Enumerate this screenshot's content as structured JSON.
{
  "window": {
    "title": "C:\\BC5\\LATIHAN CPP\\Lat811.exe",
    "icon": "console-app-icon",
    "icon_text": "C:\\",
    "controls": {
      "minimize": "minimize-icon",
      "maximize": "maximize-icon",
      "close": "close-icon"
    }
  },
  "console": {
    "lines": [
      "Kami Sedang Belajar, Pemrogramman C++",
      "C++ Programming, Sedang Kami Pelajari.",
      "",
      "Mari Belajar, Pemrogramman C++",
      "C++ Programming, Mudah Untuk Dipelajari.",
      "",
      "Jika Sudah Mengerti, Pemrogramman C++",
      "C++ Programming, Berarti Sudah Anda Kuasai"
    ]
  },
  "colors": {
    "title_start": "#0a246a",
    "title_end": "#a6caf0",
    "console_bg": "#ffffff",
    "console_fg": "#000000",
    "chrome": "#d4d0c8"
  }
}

• WHAT YOU ARE ASKED TO DO:
A single figure is required: the number of lines above in which the word "Belajar" occurs.

• ANSWER BELOW:
2